[Recorded data]
———
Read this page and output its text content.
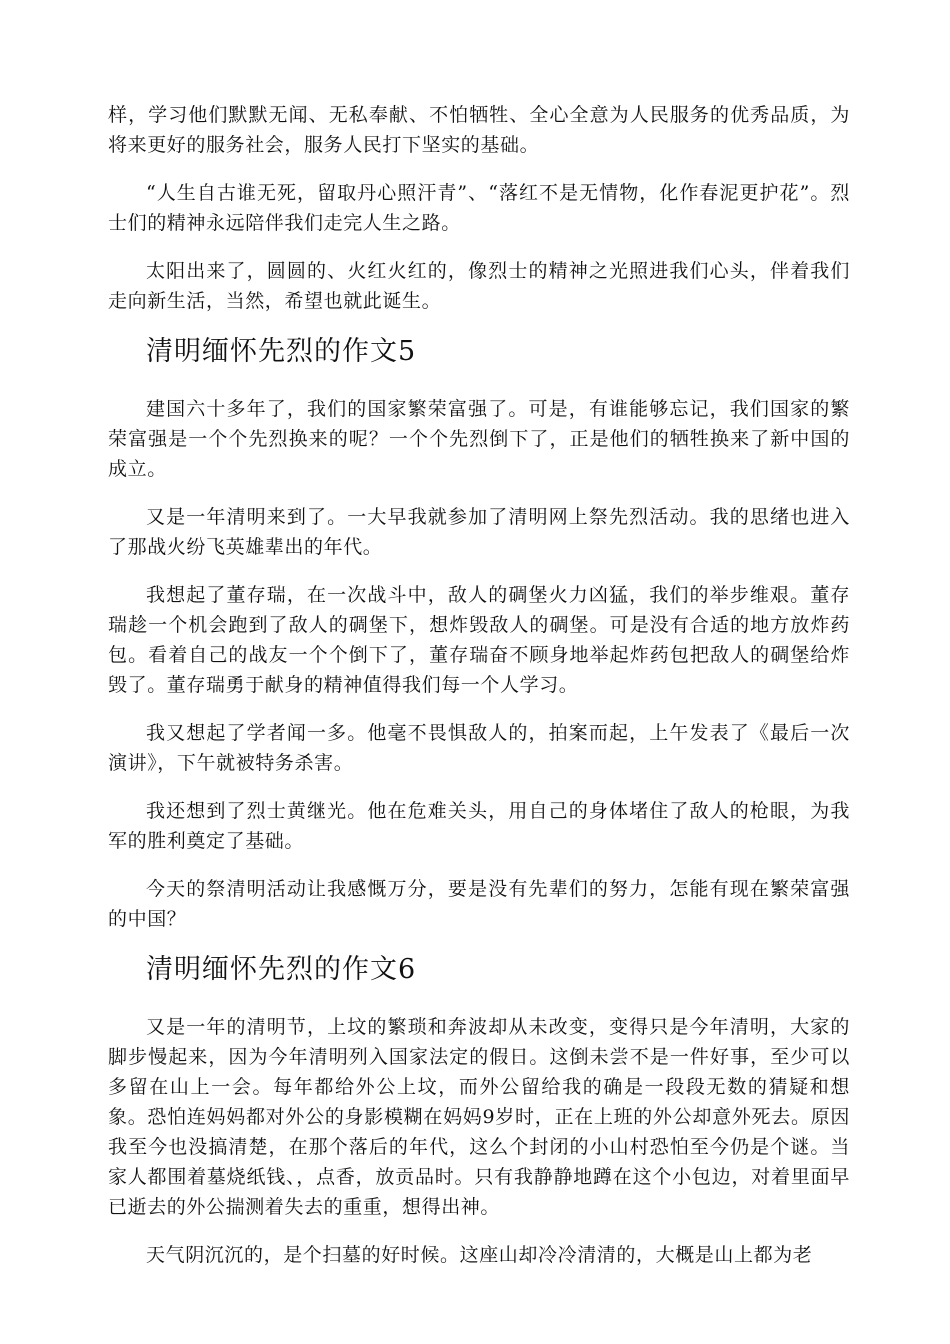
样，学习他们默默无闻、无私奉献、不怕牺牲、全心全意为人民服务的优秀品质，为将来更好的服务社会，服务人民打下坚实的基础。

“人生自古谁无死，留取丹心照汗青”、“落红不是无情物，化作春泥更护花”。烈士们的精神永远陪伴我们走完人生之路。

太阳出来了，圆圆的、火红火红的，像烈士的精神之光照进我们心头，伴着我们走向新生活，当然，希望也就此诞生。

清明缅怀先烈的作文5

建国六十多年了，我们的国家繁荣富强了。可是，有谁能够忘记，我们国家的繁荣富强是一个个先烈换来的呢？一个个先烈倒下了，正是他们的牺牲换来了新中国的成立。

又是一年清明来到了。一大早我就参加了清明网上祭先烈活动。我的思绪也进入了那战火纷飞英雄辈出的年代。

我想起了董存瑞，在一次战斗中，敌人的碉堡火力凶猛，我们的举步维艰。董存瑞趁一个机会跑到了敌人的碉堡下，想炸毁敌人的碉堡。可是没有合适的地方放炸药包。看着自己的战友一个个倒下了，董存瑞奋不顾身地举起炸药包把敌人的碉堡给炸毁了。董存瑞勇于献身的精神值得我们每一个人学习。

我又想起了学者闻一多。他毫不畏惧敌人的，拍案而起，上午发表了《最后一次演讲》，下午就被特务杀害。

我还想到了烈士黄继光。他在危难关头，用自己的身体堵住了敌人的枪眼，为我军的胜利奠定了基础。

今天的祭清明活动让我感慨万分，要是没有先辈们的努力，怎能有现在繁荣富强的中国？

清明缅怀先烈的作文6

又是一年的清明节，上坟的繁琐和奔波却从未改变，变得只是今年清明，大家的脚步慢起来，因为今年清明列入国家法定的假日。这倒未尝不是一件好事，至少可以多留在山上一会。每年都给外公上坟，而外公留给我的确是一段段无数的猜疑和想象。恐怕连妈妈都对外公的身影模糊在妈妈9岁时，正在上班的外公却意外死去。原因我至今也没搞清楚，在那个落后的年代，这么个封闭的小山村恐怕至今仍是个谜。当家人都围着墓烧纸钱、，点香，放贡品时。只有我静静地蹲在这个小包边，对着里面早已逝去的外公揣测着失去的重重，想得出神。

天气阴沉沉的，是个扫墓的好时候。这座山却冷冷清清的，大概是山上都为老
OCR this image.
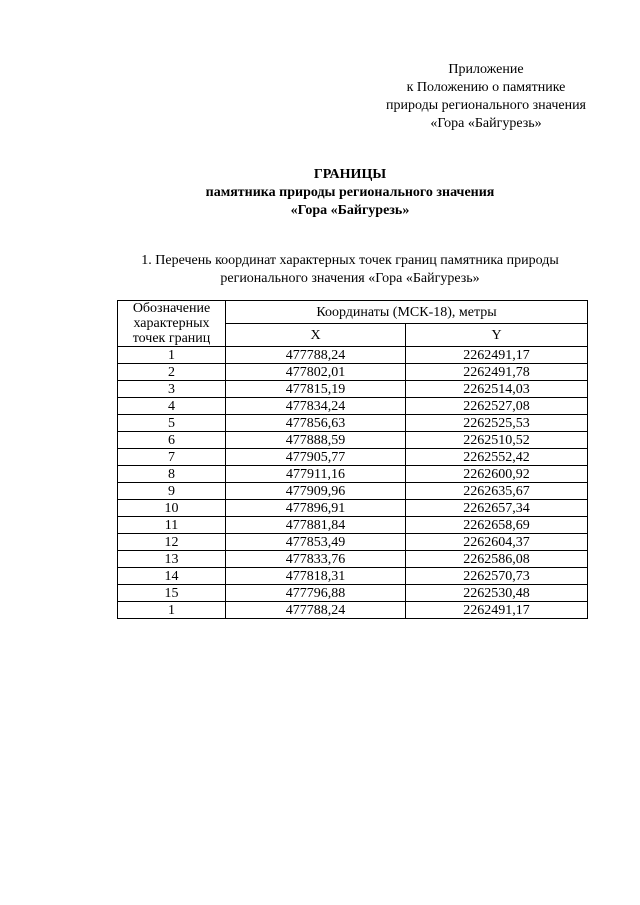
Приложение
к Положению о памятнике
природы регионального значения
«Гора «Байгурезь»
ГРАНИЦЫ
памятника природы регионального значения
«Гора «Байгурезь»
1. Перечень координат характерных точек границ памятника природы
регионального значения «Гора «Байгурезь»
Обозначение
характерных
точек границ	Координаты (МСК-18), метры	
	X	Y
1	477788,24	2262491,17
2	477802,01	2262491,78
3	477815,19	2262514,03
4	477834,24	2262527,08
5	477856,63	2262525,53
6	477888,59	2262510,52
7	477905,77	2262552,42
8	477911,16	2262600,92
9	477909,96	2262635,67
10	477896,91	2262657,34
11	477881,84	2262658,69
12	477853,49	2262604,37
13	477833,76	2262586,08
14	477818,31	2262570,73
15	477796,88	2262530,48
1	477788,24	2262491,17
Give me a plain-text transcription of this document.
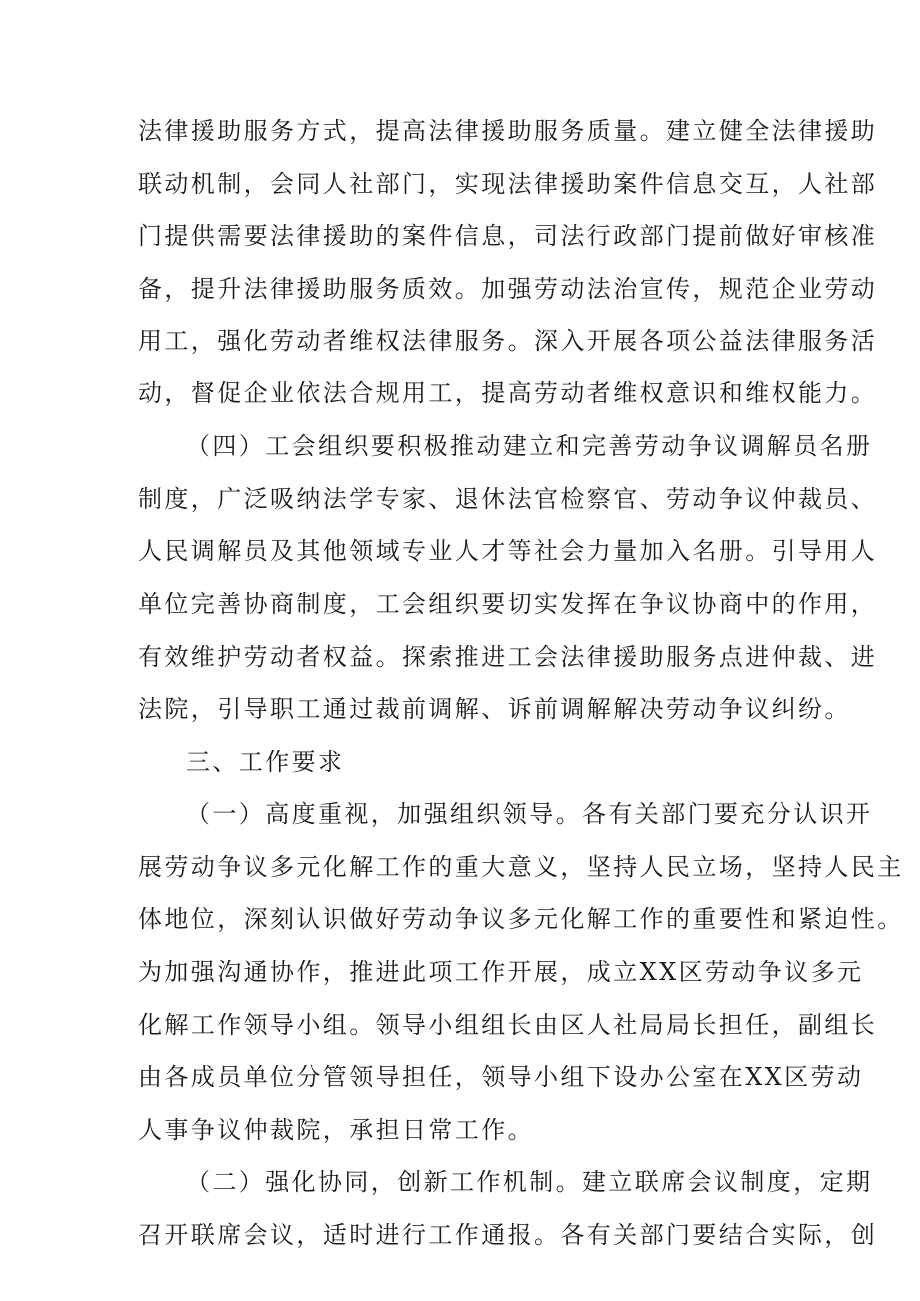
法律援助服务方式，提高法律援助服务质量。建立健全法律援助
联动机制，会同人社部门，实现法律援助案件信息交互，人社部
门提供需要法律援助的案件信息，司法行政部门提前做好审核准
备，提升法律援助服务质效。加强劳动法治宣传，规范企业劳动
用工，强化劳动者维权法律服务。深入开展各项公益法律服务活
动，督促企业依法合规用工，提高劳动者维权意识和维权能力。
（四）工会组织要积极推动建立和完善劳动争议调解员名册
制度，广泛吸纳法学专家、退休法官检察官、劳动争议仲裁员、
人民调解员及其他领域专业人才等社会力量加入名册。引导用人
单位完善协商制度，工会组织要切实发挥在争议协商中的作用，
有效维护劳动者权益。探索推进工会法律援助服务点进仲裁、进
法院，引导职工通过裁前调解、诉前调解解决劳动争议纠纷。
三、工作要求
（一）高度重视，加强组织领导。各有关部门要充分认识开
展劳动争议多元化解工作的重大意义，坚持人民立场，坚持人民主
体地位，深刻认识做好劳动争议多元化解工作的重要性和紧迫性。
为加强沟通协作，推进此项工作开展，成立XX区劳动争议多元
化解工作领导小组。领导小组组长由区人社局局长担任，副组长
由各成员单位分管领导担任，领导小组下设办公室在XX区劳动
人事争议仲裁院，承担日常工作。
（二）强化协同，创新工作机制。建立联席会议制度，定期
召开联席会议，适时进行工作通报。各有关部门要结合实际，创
———
◆ TASK PROMPT
Report how many lines of the listing hold the string "точек", giving only the number.

◆ COMPLETED TASK
2